OBJECTIVE:
Copy out each line of the material below that holds the string "Havas".

MATERIALS PROVIDED:
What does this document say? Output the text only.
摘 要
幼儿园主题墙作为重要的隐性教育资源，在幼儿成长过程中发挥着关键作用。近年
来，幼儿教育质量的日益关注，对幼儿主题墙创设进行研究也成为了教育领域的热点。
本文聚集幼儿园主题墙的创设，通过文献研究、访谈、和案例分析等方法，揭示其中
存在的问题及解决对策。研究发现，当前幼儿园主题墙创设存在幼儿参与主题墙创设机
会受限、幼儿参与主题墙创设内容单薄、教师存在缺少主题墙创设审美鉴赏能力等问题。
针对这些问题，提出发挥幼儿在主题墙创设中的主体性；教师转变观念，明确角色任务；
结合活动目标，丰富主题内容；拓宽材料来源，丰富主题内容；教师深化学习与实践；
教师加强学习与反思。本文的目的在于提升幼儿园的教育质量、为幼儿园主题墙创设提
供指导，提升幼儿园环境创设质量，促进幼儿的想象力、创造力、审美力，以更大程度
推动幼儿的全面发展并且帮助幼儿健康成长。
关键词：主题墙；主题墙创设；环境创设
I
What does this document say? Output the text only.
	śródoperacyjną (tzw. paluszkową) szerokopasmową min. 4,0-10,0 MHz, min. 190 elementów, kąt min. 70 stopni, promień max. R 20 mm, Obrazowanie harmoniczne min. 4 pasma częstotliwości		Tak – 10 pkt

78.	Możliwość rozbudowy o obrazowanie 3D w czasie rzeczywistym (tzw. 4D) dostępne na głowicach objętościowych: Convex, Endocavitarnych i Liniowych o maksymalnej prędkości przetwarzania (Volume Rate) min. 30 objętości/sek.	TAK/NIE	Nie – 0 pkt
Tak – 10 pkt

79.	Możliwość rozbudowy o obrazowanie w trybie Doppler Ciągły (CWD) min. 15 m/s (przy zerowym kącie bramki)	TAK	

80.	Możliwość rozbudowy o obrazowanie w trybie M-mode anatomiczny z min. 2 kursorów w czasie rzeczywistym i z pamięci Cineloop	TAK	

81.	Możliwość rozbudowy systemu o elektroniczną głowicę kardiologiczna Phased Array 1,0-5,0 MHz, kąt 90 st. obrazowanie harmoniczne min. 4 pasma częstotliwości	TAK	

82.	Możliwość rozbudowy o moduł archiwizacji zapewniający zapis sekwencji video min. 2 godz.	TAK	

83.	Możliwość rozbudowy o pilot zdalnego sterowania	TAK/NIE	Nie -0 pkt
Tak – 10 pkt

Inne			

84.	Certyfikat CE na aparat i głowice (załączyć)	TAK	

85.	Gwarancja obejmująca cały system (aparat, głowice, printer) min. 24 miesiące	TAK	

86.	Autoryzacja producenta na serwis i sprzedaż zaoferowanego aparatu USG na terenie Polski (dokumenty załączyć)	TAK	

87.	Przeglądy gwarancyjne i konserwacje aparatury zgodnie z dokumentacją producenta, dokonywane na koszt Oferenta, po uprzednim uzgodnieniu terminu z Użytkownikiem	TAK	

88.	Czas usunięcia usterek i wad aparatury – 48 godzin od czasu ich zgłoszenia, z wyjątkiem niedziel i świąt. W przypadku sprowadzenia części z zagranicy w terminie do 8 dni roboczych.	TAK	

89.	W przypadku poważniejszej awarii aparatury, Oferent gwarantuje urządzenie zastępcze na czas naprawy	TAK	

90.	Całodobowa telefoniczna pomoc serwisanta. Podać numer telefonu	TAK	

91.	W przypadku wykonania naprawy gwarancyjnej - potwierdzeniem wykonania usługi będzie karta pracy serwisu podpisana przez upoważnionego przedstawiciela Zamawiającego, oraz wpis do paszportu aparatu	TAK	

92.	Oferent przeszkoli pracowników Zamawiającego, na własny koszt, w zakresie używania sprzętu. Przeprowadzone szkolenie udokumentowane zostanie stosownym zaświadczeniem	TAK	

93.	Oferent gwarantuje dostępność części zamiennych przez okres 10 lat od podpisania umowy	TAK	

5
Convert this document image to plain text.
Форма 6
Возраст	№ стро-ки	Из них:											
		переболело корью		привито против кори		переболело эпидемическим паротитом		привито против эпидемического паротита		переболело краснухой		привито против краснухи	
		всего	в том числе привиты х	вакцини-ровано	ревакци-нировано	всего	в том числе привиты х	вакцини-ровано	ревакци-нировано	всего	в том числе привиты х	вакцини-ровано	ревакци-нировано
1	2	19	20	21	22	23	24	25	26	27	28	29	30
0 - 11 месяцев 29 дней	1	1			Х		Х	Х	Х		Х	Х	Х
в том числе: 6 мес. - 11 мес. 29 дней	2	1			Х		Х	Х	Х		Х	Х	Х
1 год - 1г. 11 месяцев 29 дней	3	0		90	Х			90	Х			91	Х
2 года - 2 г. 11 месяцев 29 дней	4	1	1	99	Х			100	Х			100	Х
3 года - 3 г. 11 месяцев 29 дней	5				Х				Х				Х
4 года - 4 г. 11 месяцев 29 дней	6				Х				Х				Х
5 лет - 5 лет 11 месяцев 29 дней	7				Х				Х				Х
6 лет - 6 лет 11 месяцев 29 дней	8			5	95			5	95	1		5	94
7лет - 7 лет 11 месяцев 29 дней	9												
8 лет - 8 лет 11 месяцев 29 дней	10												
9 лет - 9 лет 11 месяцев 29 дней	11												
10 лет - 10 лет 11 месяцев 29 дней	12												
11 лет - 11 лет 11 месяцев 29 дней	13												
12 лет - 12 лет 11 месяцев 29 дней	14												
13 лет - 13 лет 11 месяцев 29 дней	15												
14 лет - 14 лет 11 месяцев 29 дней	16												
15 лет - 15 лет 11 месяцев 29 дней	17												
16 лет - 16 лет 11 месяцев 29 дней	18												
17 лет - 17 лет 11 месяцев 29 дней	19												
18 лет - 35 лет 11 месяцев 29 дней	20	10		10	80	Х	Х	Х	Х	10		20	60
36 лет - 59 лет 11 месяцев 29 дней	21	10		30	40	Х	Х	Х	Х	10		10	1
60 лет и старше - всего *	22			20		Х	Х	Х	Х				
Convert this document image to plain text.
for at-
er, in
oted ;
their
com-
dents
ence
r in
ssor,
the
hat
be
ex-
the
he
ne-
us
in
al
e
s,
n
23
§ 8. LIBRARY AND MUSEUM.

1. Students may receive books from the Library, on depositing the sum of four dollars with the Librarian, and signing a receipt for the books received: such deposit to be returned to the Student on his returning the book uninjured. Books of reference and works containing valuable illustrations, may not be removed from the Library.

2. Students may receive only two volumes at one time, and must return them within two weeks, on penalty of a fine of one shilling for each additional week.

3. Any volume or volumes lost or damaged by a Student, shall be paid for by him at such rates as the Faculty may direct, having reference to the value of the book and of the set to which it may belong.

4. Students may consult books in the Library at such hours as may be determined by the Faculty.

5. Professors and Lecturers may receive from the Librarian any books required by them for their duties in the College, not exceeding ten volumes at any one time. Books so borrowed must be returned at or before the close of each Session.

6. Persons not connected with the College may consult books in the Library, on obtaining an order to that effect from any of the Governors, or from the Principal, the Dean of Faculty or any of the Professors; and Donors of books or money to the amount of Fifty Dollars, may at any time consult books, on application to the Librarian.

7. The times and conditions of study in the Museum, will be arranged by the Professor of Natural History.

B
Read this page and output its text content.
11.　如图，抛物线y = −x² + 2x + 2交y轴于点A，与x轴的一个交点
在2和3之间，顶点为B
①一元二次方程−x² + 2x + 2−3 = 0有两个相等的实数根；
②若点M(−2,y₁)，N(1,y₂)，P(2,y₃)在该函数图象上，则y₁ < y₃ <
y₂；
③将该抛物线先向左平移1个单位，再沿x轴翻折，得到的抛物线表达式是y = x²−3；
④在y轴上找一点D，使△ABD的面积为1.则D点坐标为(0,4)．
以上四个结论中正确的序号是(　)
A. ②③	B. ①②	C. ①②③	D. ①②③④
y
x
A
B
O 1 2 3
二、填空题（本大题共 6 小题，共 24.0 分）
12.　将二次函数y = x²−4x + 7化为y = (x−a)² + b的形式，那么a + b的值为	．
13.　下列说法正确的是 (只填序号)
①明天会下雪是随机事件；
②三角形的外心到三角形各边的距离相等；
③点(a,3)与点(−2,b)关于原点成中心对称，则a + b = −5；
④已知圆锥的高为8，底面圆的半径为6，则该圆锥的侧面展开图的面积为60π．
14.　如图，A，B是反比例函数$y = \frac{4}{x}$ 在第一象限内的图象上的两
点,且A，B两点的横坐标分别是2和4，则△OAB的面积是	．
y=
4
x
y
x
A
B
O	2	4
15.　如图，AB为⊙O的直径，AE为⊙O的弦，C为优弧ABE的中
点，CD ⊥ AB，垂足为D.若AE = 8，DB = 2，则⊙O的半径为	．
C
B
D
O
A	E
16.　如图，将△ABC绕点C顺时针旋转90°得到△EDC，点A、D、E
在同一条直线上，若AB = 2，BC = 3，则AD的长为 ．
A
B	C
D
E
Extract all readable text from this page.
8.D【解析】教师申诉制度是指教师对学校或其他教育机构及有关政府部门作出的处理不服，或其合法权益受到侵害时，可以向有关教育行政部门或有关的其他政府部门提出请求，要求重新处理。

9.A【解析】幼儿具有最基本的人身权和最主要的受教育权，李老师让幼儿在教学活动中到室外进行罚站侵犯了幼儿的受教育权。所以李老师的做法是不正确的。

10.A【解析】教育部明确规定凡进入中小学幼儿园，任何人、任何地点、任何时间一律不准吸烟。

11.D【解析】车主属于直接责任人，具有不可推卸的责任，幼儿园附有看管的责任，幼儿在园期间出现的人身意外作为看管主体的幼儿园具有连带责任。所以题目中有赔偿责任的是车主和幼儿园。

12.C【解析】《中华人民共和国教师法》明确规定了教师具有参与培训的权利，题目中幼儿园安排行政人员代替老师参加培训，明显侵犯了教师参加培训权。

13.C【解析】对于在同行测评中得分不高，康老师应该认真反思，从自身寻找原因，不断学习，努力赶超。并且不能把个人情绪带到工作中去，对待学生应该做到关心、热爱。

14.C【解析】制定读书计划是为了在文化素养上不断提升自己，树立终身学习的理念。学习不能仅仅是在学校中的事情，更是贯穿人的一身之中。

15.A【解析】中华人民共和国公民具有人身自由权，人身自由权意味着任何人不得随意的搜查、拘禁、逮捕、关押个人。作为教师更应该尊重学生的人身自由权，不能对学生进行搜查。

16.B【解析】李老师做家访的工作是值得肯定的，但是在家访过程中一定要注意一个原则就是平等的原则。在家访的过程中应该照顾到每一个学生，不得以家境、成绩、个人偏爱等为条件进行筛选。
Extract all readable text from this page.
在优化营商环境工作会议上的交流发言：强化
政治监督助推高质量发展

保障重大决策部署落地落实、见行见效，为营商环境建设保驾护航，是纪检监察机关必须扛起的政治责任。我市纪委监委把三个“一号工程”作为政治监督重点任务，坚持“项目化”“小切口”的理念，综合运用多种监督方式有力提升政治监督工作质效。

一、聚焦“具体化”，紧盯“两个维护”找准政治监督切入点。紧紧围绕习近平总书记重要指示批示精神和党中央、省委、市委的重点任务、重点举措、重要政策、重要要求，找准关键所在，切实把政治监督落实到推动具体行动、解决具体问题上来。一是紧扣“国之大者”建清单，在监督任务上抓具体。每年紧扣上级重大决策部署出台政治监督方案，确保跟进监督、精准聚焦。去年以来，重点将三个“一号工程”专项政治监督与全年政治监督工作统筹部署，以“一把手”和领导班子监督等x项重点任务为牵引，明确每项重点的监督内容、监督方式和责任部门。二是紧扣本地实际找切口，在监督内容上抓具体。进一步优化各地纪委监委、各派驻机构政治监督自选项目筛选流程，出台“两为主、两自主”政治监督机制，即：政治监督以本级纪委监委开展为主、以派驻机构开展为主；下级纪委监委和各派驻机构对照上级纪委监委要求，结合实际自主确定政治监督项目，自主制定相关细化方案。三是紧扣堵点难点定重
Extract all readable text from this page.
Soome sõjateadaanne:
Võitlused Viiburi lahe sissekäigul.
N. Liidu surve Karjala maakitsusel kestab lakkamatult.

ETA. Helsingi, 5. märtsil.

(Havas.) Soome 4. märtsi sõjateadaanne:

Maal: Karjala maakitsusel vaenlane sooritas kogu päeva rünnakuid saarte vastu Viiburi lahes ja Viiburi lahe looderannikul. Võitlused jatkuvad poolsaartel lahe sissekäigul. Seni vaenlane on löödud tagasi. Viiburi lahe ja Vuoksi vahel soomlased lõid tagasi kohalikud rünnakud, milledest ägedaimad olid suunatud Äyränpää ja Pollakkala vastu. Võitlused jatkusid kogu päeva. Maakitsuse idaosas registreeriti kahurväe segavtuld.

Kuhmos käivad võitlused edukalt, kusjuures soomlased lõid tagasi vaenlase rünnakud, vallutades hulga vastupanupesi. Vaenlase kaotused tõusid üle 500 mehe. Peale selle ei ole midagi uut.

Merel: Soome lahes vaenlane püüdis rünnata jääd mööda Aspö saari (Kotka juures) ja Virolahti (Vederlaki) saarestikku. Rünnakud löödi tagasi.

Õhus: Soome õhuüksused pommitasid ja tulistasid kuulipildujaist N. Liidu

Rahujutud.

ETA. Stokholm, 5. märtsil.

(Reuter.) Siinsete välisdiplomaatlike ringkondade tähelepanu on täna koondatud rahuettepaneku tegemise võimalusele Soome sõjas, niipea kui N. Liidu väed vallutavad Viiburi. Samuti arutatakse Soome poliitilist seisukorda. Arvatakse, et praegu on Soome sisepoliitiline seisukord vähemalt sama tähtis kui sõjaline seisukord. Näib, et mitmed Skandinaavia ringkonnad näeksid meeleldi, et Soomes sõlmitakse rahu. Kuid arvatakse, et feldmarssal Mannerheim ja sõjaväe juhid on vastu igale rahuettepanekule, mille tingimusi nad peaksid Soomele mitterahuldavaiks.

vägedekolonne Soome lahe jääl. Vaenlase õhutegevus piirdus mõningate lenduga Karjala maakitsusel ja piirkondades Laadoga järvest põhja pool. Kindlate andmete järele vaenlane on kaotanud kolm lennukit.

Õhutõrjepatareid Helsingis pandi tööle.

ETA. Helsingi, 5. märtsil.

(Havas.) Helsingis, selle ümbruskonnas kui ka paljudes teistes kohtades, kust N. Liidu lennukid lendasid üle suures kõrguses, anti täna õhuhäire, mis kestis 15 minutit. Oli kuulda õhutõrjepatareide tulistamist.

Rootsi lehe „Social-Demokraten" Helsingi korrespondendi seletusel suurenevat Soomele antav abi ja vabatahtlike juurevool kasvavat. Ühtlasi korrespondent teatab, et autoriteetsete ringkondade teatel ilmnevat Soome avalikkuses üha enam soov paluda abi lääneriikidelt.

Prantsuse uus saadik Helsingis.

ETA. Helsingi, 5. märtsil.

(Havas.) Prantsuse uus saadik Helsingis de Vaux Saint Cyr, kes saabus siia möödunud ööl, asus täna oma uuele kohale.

SOLUTION FOR THIS TASK:
(Havas.) Soome 4. märtsi sõjateadaanne:
(Havas.) Helsingis, selle ümbruskonnas kui ka paljudes teistes kohtades, kust N. Liidu lennukid lendasid üle suures kõrguses, anti täna õhuhäire, mis kestis 15 minutit. Oli kuulda õhutõrjepatareide tulistamist.
(Havas.) Prantsuse uus saadik Helsingis de Vaux Saint Cyr, kes saabus siia möödunud ööl, asus täna oma uuele kohale.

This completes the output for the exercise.